> [YOUR TASK]: Please give the count of lines holding the string "must" and nothing besides.

> [RECORDS SUPPLIED]:

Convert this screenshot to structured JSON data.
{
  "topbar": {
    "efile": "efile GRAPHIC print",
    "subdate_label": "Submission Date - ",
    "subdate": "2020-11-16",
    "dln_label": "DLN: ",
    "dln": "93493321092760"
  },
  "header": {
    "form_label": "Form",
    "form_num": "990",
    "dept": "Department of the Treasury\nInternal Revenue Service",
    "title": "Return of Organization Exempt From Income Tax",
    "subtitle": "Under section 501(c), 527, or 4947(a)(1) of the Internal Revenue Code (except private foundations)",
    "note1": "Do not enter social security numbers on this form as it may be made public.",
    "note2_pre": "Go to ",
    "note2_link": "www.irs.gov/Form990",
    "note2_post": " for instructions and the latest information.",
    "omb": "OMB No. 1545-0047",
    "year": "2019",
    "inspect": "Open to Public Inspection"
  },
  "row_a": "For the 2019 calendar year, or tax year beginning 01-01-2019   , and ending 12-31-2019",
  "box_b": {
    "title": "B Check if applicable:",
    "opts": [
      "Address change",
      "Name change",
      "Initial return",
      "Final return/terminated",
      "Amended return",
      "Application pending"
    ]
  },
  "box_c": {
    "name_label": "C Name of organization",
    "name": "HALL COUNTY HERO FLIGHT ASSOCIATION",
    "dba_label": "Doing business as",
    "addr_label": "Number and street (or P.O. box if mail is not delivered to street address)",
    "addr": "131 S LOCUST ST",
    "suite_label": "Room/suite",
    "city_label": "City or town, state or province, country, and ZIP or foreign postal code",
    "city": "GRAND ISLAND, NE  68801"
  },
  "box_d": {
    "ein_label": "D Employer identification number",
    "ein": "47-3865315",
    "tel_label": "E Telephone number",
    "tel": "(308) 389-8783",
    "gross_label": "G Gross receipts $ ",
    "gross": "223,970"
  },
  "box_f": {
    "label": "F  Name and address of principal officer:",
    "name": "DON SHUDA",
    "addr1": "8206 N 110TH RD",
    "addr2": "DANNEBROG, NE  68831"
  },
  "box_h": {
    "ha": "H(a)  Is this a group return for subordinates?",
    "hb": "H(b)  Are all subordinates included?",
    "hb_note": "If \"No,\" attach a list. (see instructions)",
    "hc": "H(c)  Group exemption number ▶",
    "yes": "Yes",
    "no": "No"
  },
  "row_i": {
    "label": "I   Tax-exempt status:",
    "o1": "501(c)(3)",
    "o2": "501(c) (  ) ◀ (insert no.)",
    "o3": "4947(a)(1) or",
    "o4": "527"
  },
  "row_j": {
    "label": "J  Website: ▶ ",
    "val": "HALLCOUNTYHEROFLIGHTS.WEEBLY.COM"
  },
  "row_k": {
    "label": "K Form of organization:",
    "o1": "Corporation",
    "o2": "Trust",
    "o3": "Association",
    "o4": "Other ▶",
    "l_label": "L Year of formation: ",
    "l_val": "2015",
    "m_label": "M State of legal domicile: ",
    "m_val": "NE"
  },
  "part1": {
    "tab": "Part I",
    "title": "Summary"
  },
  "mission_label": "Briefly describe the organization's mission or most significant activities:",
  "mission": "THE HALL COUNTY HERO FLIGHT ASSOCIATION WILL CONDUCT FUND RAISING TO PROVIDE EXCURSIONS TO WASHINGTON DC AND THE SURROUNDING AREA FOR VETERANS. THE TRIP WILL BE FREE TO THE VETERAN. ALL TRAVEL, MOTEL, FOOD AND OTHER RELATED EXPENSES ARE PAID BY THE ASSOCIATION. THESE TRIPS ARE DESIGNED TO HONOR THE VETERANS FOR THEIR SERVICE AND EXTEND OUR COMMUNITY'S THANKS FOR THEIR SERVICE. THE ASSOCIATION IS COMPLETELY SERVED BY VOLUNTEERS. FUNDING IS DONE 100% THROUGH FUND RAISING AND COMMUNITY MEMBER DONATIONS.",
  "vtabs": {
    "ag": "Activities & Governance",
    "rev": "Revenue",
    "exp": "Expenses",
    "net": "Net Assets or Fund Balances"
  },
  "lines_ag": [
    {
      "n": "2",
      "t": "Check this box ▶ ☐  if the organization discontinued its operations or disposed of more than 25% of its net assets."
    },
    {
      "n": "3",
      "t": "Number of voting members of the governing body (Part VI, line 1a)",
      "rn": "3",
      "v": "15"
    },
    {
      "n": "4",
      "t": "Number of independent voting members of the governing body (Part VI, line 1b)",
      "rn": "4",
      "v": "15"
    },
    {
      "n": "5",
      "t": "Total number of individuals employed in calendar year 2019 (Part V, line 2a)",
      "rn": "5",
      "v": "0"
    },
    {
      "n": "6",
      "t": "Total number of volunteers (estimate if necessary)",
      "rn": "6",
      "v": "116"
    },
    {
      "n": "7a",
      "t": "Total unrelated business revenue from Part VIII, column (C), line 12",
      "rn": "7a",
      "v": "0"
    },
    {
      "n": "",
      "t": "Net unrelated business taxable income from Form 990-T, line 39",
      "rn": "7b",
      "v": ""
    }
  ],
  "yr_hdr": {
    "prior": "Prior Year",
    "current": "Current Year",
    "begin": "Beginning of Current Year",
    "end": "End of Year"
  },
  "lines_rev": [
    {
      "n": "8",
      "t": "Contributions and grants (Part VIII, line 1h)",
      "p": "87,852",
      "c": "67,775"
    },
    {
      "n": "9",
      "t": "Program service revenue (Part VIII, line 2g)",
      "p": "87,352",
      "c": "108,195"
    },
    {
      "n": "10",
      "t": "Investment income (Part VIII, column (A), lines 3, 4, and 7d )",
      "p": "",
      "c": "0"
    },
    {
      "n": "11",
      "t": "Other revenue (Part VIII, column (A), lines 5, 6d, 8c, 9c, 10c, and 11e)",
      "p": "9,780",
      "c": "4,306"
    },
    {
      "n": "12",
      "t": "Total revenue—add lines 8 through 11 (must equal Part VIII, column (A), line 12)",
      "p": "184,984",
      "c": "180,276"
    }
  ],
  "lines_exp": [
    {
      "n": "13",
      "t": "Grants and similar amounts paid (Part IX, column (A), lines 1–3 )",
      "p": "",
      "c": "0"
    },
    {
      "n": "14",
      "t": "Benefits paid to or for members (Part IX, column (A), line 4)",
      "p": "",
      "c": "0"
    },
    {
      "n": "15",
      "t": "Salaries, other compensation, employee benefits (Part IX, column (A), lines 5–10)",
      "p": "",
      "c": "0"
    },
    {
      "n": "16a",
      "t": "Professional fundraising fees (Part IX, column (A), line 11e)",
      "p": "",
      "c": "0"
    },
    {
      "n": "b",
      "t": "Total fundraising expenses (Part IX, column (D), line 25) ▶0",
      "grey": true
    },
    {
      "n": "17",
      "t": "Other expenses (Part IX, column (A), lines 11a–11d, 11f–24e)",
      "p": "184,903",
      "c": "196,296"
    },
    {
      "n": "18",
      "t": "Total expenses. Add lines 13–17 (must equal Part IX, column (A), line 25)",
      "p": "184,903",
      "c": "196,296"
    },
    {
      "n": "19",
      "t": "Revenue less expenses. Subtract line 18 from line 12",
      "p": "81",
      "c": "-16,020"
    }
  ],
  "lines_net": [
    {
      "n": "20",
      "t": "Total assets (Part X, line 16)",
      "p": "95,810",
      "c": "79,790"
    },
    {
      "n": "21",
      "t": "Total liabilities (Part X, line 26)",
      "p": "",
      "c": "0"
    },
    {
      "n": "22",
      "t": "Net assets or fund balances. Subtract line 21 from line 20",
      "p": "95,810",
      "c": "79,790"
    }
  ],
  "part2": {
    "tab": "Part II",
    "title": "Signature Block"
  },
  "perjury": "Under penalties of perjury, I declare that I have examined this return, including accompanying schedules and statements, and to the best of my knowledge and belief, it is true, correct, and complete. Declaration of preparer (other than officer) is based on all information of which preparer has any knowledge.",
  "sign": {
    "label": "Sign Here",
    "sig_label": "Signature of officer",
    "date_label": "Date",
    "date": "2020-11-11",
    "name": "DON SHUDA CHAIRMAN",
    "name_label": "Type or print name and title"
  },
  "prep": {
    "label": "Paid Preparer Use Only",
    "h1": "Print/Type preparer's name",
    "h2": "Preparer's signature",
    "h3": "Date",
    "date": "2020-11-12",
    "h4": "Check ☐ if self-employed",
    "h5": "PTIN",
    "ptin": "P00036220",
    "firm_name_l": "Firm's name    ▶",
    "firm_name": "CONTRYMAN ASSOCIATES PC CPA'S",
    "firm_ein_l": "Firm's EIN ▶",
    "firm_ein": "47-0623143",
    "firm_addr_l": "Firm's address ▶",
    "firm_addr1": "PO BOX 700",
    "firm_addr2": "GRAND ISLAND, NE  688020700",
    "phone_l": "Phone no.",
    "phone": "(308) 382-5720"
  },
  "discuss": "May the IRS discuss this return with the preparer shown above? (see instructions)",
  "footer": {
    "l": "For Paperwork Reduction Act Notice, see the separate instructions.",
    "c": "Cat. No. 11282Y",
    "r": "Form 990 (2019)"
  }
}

> [SOLUTION TO THIS EXERCISE]: 2